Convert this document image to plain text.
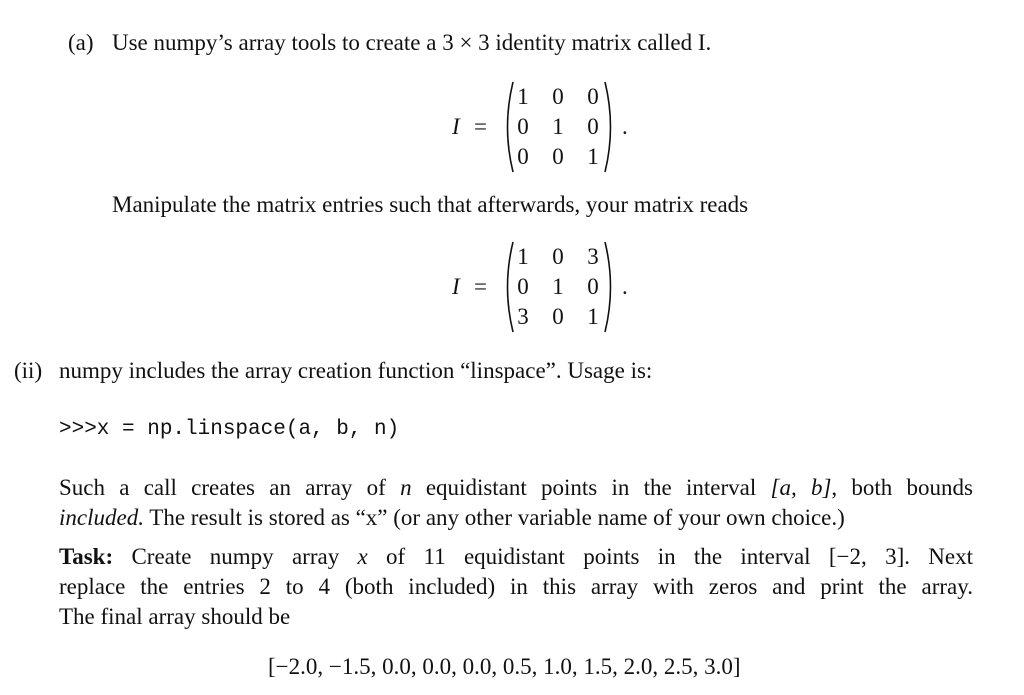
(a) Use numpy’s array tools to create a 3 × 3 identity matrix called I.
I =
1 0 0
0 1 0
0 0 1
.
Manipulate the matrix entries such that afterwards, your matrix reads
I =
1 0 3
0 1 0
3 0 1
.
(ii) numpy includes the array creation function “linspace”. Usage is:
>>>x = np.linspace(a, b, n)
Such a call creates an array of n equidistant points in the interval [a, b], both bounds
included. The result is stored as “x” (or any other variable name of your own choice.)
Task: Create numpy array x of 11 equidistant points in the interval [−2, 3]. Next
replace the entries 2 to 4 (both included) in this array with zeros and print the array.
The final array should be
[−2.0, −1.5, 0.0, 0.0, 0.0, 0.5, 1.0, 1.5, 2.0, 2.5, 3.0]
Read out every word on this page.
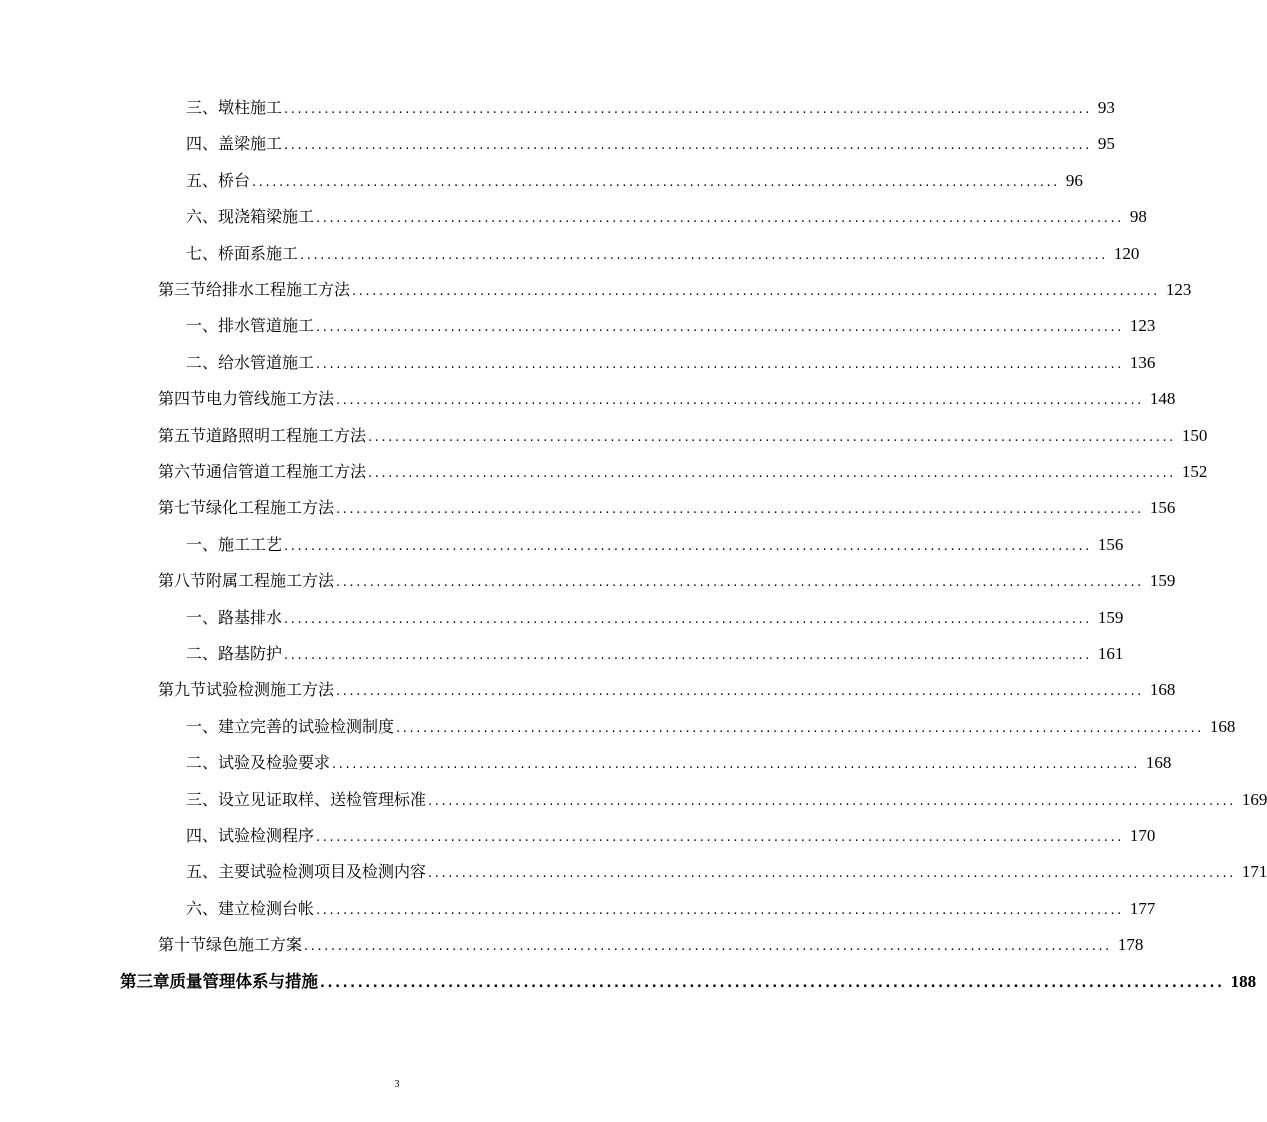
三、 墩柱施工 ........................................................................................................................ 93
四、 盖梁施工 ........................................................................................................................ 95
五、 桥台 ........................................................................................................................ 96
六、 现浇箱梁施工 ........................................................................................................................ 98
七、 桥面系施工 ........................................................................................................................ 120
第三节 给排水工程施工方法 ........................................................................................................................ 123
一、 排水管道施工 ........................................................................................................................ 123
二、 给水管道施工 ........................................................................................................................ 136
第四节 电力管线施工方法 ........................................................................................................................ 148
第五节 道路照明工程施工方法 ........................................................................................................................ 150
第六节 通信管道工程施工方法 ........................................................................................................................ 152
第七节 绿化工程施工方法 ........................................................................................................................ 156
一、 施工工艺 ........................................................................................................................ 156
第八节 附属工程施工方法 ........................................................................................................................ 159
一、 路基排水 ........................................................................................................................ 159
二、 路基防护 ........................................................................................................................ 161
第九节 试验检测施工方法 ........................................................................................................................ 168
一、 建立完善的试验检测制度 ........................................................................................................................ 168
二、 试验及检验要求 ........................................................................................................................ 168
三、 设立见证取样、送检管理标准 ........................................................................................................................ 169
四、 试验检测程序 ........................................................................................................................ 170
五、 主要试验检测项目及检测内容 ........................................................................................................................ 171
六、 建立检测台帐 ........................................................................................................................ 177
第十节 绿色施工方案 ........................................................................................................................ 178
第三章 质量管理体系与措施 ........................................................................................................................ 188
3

..............................

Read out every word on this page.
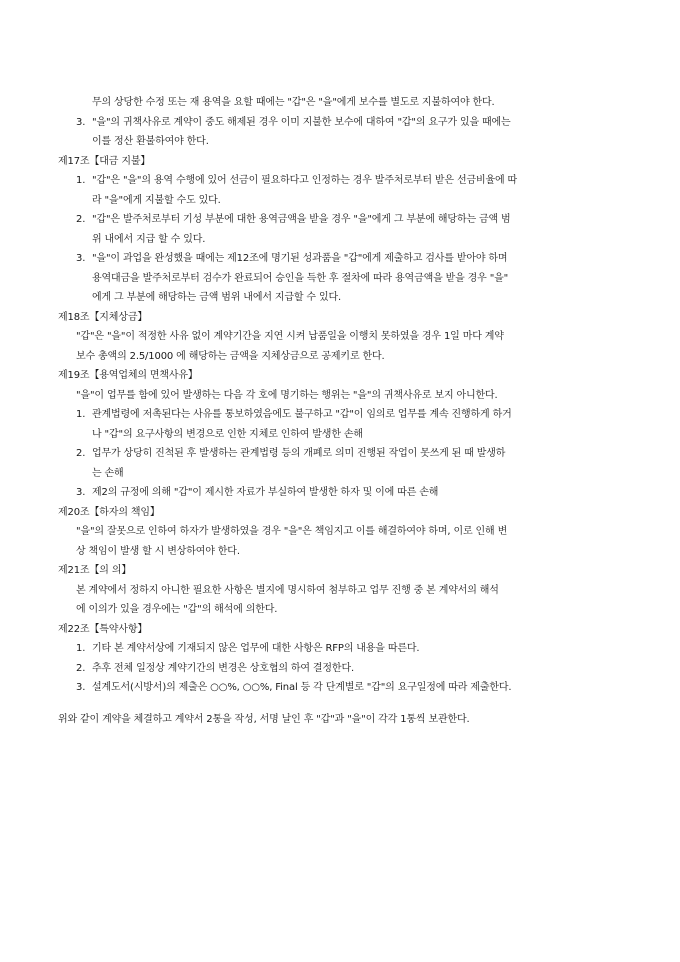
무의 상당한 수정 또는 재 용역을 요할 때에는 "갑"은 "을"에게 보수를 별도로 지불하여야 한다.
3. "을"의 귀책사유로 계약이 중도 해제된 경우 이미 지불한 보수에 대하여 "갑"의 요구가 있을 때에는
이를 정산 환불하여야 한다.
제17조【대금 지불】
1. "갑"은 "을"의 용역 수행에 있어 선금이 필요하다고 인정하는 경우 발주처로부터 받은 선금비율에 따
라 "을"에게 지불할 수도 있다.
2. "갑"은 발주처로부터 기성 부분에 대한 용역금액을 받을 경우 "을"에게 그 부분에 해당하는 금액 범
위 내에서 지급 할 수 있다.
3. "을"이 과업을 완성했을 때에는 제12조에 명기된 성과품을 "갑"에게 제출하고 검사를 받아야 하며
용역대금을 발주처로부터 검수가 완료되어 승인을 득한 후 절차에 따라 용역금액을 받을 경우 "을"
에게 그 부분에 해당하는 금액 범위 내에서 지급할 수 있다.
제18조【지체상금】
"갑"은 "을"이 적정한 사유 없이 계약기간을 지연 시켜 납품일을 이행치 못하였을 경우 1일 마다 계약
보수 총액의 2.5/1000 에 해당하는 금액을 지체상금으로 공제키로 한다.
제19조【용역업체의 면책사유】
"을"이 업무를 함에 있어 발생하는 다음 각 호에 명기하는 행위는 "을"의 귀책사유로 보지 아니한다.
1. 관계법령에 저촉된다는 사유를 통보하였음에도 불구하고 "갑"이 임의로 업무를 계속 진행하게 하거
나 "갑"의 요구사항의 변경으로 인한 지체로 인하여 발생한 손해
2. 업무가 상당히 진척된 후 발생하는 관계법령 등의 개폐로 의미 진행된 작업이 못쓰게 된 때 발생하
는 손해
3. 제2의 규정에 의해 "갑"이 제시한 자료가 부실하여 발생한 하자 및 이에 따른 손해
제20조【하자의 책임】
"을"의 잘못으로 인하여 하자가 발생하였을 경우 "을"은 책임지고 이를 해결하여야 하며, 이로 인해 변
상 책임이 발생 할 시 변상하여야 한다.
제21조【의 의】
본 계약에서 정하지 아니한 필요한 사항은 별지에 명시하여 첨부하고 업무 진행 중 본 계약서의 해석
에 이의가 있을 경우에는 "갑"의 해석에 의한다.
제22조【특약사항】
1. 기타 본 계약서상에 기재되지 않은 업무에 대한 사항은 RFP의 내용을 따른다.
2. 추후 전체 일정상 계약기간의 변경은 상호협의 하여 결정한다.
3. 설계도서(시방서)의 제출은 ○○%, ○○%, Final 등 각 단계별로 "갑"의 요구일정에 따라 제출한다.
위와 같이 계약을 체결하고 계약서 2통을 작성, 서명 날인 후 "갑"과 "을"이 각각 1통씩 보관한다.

..............................

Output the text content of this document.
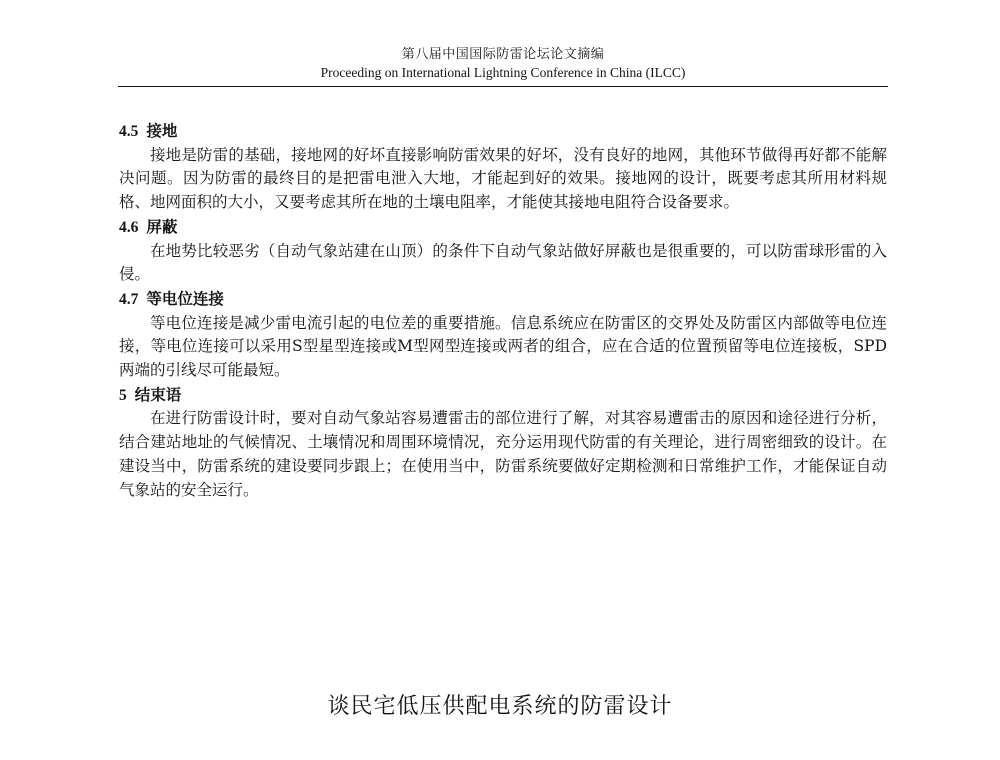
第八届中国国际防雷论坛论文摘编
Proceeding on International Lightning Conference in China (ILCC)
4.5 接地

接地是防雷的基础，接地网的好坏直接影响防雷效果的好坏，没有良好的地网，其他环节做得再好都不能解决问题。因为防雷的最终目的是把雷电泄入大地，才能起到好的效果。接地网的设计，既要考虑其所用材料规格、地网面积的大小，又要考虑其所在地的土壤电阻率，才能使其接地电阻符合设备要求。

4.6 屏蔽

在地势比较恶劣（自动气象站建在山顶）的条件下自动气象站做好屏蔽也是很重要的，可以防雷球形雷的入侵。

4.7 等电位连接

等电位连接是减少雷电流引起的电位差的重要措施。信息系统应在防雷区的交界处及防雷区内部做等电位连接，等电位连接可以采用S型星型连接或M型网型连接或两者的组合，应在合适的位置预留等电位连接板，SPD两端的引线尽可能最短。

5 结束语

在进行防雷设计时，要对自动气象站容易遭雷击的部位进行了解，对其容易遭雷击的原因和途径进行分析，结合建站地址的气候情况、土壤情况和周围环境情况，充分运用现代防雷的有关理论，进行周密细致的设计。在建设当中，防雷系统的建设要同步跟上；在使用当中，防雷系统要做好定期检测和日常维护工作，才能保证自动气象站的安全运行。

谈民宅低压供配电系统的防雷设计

..............................

- _What needs to be done_: Say how many lines above hold the word "matrix", giving only the count.

- _Answer to this task_: 2